=== WORK TO COMPLETE ===
Locate every line in the records below that contains the word "color", and copy each one.

** START EXTRACTED RECORDS **

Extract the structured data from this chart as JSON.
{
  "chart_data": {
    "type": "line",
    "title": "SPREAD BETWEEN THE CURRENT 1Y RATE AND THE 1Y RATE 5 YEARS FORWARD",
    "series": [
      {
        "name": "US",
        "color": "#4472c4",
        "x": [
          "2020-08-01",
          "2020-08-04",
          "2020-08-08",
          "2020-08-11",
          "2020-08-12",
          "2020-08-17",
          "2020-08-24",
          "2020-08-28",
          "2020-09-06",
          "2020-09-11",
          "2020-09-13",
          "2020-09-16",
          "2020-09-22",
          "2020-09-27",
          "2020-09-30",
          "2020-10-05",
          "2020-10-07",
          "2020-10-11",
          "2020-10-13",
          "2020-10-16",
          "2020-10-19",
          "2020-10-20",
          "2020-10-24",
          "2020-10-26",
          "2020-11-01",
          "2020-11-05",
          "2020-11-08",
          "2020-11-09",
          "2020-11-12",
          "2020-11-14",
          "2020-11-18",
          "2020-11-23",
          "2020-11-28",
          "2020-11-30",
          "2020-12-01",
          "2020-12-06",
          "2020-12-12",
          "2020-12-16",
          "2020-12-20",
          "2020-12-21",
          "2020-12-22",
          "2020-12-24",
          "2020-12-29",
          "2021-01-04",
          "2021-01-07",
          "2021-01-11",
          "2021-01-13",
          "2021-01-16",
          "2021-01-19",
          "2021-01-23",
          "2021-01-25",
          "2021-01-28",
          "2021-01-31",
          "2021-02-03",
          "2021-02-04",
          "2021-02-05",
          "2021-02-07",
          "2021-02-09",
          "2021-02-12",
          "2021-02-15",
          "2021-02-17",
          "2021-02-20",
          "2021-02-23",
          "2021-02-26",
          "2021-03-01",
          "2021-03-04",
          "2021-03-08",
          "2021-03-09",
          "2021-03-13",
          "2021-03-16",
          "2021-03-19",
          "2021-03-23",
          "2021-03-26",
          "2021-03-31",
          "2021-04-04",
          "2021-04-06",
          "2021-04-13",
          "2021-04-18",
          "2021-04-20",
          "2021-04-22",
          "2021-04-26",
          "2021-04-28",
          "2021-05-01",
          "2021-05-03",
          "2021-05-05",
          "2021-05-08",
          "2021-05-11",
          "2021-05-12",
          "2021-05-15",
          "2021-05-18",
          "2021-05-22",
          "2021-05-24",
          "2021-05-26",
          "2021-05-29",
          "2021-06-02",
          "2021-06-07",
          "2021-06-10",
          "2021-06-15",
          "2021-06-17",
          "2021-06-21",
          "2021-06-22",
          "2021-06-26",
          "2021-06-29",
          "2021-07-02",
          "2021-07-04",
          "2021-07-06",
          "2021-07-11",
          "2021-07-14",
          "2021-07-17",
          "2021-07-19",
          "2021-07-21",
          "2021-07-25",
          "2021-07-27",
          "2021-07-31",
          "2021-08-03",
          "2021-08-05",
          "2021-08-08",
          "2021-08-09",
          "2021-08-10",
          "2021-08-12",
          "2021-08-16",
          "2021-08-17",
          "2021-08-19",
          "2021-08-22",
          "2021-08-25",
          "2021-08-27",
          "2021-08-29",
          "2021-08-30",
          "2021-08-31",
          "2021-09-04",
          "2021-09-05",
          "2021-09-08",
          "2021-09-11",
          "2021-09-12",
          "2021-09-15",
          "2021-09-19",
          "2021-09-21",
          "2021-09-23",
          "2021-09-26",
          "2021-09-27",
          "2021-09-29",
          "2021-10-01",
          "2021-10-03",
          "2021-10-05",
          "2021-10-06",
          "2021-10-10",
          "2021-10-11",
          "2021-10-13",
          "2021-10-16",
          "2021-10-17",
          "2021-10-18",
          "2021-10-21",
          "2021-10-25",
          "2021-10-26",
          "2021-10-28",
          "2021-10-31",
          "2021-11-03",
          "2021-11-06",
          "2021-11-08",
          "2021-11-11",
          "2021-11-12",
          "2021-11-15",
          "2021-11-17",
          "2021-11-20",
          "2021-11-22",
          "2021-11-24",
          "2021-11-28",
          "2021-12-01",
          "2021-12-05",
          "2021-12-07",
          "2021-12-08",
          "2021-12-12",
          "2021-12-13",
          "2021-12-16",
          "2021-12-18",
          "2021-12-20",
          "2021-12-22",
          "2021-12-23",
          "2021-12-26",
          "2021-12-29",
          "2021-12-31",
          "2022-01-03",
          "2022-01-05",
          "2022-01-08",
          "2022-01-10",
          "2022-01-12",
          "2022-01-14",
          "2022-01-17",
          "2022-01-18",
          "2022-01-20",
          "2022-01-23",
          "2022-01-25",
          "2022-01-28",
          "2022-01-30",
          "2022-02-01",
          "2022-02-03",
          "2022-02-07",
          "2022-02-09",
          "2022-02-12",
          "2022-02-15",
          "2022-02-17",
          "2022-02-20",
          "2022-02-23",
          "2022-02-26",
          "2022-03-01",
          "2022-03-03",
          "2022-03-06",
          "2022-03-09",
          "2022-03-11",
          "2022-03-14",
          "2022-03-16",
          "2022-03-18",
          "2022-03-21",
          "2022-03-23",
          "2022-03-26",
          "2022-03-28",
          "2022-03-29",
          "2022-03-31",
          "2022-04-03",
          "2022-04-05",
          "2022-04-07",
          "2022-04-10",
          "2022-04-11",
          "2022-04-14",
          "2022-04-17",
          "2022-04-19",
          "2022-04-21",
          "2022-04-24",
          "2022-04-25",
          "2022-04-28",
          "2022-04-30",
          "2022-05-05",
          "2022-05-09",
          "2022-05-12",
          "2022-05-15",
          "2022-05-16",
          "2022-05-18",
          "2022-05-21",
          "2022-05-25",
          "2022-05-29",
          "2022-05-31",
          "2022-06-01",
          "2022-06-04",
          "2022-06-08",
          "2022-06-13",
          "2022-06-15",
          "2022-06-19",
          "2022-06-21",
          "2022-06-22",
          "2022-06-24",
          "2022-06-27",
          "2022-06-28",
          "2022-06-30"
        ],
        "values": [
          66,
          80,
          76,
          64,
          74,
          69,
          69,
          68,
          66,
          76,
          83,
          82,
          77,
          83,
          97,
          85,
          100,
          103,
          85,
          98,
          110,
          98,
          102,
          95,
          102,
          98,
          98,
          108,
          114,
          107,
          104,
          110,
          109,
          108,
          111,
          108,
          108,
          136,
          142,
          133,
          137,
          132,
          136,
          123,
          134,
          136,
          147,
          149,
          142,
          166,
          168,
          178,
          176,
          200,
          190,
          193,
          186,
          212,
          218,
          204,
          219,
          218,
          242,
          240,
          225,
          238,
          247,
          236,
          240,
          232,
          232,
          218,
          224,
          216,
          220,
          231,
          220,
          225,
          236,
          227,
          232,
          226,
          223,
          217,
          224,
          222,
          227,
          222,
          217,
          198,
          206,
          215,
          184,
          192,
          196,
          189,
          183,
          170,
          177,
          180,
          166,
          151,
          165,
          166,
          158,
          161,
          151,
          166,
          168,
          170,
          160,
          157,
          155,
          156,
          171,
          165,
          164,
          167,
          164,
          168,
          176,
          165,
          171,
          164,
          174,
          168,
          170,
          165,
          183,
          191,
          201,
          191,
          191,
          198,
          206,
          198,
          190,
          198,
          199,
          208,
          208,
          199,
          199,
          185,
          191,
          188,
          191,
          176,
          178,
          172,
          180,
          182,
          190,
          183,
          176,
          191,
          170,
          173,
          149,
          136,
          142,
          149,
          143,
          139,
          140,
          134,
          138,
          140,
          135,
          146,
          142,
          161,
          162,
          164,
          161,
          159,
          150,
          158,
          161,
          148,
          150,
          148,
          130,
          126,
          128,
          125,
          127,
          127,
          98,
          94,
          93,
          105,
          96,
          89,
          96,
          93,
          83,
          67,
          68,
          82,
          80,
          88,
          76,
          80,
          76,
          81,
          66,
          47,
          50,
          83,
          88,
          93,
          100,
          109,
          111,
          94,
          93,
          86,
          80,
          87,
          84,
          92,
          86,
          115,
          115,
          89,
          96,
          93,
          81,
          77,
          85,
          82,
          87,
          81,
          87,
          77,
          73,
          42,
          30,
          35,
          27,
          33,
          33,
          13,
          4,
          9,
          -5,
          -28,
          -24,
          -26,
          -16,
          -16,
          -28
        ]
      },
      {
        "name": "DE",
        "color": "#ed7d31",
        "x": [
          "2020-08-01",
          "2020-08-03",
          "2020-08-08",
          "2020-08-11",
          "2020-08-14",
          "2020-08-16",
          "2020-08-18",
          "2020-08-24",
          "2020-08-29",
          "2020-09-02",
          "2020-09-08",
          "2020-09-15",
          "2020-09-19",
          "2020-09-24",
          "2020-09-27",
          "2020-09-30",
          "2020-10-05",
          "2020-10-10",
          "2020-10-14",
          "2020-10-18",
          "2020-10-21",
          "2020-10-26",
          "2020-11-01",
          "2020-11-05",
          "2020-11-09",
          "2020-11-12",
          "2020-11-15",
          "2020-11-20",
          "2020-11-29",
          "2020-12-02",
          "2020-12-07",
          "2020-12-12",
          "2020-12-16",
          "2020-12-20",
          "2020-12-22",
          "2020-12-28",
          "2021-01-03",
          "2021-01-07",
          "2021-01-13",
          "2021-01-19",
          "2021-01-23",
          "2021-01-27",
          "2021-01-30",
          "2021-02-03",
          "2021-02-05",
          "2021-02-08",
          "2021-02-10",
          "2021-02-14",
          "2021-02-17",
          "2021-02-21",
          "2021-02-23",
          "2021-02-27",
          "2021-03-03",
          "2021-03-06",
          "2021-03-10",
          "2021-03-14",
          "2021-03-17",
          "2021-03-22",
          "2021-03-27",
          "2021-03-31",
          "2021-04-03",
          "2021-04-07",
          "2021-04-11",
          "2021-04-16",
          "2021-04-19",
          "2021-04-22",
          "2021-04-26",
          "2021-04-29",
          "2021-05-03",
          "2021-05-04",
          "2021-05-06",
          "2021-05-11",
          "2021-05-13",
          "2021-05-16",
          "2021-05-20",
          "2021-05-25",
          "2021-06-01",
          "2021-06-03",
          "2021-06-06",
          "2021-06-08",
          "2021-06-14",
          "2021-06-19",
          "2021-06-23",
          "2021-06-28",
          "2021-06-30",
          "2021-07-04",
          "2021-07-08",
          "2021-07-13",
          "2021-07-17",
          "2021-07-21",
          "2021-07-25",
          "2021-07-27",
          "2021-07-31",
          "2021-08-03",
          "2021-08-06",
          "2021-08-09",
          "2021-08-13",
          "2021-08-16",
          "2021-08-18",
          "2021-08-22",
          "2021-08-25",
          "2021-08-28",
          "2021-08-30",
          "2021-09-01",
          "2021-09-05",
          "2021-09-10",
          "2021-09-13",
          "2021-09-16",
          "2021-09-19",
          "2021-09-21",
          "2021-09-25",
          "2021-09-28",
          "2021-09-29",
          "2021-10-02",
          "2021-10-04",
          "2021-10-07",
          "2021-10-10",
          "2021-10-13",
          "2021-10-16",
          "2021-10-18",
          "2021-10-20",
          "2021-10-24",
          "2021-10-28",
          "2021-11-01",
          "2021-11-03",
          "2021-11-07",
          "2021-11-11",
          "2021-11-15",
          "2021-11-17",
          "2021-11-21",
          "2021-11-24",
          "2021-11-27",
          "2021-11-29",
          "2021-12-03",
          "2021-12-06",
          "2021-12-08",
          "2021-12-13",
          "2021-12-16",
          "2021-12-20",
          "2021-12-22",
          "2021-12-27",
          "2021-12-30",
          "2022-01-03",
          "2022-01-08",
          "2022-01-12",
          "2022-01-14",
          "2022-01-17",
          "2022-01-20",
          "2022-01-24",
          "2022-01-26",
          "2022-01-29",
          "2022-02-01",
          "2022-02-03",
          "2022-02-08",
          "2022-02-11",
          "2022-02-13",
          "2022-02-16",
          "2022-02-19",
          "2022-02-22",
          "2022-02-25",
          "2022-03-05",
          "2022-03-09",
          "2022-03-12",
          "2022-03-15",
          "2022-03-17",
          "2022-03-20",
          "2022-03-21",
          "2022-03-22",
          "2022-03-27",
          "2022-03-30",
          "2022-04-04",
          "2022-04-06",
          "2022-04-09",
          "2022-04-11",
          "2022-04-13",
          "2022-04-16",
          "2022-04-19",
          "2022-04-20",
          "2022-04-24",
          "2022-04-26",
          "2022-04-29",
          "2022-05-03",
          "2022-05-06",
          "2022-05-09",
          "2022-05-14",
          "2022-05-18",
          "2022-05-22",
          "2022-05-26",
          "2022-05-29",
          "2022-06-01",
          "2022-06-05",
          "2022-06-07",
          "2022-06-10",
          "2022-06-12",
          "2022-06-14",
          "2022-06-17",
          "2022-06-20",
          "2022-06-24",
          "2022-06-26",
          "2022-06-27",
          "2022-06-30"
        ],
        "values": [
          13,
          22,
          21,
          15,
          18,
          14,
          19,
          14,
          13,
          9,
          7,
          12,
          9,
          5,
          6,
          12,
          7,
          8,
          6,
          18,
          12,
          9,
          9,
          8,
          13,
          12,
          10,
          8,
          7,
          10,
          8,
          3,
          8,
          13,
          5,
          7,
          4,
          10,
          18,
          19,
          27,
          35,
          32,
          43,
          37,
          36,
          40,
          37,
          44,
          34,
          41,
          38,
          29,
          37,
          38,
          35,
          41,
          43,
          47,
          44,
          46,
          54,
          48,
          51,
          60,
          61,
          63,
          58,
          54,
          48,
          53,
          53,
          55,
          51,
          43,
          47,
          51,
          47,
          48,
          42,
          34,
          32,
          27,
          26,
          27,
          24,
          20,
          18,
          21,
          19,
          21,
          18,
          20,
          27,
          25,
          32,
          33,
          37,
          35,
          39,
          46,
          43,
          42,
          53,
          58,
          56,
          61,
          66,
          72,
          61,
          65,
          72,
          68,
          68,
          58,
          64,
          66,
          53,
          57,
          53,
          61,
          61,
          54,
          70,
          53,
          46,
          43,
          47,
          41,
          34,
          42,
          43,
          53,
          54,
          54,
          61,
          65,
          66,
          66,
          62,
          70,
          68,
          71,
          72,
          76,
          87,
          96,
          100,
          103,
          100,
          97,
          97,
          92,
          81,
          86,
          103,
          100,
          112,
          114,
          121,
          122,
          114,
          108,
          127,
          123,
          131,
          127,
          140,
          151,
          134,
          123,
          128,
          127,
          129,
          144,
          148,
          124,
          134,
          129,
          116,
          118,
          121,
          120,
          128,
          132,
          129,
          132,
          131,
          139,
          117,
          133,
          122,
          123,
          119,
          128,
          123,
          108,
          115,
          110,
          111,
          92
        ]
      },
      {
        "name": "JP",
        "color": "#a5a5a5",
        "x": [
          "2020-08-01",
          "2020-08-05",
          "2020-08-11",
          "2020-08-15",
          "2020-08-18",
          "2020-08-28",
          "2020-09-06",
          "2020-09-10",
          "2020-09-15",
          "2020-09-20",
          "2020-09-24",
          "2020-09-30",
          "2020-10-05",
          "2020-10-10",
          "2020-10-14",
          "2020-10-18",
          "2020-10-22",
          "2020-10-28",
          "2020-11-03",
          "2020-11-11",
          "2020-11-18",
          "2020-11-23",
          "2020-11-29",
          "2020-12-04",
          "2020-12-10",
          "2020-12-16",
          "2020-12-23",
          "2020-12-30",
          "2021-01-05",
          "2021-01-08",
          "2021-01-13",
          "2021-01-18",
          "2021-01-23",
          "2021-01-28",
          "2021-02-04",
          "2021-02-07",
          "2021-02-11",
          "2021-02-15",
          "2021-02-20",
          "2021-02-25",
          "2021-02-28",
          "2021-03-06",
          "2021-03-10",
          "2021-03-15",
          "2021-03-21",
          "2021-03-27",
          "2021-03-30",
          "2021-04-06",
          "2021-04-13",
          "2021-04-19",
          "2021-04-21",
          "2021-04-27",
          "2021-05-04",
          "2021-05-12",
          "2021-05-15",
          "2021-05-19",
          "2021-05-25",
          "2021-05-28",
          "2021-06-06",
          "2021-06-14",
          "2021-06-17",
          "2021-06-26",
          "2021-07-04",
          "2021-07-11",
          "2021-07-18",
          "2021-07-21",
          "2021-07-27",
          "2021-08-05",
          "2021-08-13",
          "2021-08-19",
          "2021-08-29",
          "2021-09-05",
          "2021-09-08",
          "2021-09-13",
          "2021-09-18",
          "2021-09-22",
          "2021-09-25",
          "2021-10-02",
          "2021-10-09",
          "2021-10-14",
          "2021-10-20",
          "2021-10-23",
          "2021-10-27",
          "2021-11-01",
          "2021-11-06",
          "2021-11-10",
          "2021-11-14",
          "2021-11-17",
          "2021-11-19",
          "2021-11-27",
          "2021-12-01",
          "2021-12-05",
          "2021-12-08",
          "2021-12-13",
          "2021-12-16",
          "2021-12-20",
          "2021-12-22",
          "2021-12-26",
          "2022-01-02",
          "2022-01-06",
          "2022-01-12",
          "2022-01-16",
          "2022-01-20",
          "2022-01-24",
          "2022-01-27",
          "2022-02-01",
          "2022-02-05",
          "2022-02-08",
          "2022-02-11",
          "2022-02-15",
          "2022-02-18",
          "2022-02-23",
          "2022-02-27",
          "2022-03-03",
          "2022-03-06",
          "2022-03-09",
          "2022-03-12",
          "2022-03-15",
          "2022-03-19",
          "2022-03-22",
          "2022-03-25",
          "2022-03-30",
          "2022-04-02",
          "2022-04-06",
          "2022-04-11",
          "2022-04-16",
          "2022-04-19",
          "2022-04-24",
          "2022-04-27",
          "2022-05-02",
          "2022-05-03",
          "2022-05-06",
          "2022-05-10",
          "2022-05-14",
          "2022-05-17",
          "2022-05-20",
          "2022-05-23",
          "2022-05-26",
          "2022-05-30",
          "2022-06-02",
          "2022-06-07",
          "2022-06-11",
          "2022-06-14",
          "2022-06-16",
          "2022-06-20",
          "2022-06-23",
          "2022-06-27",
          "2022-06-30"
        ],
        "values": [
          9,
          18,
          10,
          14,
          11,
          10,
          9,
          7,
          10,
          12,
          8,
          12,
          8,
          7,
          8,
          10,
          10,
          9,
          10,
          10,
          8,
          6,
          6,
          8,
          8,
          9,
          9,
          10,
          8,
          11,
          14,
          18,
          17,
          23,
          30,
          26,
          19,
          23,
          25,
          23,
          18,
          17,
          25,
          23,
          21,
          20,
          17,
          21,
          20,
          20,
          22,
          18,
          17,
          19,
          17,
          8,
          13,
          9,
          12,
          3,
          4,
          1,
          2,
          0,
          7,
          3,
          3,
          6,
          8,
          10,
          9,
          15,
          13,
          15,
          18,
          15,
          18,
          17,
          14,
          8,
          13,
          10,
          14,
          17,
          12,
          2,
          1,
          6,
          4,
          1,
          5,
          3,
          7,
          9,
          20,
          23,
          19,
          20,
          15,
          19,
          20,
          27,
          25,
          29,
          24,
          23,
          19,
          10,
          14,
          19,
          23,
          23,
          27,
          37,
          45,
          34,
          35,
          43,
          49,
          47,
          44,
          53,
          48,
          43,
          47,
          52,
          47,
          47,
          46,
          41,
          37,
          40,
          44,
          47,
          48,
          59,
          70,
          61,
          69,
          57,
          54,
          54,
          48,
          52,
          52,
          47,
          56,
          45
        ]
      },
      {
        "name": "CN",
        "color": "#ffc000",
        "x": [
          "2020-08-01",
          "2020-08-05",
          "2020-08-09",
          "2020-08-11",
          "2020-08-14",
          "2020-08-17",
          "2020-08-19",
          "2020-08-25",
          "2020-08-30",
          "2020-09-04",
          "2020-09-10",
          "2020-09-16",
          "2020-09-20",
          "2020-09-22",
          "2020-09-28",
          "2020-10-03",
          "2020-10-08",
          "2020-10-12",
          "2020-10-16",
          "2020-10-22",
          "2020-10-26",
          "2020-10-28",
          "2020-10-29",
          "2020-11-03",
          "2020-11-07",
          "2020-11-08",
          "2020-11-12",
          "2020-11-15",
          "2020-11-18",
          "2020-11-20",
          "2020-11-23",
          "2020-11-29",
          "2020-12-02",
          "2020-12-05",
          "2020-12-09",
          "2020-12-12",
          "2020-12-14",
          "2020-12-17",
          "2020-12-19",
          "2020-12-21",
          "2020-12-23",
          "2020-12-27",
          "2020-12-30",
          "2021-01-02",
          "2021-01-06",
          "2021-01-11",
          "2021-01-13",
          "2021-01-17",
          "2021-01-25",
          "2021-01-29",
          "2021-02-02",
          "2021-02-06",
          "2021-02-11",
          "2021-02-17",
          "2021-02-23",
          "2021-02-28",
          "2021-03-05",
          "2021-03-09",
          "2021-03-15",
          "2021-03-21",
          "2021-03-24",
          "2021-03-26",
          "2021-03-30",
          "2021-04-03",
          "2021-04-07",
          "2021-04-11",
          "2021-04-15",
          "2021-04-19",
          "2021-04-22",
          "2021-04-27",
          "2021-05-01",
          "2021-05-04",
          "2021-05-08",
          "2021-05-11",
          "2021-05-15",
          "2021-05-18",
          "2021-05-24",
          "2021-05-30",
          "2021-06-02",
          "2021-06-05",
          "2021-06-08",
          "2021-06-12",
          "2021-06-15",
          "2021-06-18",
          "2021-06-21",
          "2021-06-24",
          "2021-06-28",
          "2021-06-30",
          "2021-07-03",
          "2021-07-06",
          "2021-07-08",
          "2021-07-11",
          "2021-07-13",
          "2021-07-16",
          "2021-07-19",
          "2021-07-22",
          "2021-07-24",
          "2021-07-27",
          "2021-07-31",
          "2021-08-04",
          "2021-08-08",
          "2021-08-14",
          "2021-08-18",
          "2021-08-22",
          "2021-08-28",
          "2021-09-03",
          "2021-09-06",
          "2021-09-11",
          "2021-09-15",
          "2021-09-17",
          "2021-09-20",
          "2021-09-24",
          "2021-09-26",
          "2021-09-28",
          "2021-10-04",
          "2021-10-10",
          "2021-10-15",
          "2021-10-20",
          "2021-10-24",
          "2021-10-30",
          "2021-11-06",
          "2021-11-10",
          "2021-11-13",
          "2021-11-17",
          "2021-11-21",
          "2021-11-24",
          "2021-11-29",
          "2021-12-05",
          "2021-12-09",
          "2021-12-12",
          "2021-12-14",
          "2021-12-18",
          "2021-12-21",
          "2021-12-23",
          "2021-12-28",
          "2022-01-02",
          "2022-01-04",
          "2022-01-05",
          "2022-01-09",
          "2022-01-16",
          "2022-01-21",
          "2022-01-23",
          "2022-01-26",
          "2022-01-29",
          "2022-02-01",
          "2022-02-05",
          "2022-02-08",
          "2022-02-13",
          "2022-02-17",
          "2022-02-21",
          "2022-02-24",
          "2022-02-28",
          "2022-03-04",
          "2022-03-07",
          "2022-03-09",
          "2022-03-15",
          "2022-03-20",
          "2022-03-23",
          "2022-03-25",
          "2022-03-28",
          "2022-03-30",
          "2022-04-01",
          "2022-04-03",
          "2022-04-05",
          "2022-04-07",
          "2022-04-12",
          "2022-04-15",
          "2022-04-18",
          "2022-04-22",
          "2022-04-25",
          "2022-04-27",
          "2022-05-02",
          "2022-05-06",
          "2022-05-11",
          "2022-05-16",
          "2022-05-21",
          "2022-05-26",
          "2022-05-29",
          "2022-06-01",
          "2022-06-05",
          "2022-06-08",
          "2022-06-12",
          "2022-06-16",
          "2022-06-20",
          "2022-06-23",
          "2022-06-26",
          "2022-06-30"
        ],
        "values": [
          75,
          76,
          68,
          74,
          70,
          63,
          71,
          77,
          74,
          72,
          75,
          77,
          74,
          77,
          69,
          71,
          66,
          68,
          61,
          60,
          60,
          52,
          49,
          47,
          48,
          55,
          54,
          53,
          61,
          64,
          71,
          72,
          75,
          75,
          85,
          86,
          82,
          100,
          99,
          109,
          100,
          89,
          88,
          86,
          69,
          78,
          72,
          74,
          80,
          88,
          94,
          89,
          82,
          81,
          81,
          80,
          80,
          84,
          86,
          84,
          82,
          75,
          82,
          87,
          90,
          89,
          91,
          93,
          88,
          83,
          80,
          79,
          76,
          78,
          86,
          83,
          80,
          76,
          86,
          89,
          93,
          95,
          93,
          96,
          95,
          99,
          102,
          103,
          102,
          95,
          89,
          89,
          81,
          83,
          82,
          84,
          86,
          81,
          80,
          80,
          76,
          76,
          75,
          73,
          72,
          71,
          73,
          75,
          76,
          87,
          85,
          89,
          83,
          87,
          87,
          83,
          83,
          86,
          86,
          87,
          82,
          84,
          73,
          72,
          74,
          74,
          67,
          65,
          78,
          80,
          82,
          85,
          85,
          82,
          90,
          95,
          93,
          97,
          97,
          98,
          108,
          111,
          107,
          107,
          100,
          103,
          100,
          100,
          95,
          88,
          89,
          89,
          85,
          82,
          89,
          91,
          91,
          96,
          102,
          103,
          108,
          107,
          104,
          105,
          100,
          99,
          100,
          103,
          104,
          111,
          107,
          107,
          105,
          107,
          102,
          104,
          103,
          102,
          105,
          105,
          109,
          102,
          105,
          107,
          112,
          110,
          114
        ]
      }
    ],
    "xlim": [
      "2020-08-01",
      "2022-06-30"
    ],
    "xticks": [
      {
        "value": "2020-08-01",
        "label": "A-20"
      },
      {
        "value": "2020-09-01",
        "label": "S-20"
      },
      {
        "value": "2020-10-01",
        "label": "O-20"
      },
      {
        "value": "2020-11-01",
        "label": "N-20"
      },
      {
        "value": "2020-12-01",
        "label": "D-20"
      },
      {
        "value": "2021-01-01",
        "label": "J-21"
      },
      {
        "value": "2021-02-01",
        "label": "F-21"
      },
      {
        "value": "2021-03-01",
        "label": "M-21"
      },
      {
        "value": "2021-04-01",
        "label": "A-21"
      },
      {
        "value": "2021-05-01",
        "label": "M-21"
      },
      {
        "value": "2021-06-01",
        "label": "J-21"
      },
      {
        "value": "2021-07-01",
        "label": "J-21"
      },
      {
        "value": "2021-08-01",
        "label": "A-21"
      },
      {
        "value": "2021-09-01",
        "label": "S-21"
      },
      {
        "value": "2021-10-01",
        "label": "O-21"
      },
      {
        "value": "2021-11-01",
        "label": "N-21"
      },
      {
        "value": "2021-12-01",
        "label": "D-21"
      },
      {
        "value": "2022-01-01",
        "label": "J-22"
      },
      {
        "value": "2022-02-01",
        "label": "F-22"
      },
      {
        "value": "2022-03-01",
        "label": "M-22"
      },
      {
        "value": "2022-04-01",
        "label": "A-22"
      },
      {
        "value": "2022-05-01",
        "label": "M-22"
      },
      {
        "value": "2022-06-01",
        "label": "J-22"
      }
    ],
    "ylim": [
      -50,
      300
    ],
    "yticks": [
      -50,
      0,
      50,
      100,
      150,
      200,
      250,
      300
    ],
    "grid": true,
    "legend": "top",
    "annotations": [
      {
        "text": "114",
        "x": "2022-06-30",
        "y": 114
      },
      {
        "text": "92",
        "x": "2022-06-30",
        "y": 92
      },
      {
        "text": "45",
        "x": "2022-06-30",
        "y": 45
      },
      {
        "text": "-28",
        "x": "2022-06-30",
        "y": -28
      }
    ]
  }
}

** END EXTRACTED RECORDS **

=== EXERCISE ANSWER ===
        "color": "#4472c4",
        "color": "#ed7d31",
        "color": "#a5a5a5",
        "color": "#ffc000",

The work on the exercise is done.